→ **SUPPLIED PASSAGE**:
######

The reason we chose active is because our market tends to be a little more demanding in terms of quality. I think passive glasses work well for theatres and some televisions, and we certainly support the passive 3D TV that LG brought to market with our 3DTV Play software. However, the benefits of active shutter glasses are quite obvious for a gamer who’s sitting 1-2 feet in front of their display. You get full-resolution 3D, so when you play games with lots of text, such as World of Warcraft, Dungeon Siege or Fable 3, the text becomes hard to read using passive 3D because you only get half the resolution.
You also get a wider viewing angle with active shutter glasses, which has its benefits if you find yourself looking around. We’re also designing our 3D Vision monitors with this 120Hz technology, which has benefits when you’re not using 3D – you get the a really fast response time at 120Hz, so if you just want to do 2D you get an incredibly smooth gaming experience, and you simply don’t get that with passive monitors today.

######

→ **LISTED ENTRIES**:
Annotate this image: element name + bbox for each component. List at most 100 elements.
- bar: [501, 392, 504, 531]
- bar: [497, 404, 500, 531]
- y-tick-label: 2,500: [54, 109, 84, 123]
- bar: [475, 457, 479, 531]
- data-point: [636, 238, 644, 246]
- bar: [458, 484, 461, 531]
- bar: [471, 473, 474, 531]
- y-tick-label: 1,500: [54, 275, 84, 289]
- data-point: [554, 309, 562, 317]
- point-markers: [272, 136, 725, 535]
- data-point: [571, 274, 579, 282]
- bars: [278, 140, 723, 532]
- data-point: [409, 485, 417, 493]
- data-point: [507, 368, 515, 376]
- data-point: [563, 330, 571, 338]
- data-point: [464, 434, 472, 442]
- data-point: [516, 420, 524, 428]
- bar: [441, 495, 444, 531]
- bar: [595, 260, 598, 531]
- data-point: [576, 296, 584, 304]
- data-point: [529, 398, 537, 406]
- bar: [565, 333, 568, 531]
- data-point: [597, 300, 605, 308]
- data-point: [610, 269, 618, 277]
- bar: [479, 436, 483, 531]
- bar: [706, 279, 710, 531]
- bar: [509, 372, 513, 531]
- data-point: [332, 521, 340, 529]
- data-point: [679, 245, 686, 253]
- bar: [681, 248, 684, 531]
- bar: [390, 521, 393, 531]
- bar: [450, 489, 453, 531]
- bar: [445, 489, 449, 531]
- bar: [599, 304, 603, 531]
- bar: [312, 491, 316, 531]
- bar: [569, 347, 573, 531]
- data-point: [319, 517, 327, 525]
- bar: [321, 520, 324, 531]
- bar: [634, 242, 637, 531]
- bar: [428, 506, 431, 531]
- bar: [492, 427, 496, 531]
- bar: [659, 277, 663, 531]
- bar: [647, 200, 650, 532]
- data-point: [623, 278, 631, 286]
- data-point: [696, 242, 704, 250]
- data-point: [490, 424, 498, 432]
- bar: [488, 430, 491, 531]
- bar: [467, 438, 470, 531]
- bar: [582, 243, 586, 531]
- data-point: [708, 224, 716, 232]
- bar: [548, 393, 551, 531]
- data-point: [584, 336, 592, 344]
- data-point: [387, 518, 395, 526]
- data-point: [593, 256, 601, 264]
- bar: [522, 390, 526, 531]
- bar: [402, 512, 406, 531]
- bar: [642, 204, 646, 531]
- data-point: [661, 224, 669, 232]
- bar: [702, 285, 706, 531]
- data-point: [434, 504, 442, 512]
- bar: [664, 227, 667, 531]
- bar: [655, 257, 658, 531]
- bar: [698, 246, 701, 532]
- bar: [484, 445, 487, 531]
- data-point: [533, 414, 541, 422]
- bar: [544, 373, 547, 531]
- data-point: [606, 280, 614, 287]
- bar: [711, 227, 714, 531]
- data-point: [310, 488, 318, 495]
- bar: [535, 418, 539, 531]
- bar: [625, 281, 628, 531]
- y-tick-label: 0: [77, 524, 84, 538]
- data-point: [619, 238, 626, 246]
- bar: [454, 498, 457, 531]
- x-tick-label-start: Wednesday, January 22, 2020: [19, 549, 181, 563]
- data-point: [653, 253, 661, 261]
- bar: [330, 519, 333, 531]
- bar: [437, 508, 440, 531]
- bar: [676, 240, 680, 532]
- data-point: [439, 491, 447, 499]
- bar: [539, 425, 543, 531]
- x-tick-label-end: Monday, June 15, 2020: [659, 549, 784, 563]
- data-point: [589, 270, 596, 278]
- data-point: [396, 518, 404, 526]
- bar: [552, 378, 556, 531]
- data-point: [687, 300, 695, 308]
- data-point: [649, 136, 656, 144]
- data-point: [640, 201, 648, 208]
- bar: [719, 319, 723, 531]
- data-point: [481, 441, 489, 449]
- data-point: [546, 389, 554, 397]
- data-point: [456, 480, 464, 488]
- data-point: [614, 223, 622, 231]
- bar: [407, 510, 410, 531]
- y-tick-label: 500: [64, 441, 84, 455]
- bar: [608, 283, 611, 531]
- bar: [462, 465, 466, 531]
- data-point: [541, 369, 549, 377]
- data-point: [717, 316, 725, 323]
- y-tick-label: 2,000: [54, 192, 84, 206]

######

→ **TASK BRIEF**:
Answer these questions from the text about active shutter glasses, one per line:
(a) Which games does it name as examples with lots of text?
(b) At what refresh rate are the 3D Vision monitors being designed?
(c) Which company brought to market the passive 3D TV supported with 3DTV Play software?

→ **RESPONSE**:
(a) World of Warcraft, Dungeon Siege and Fable 3
(b) 120Hz
(c) LG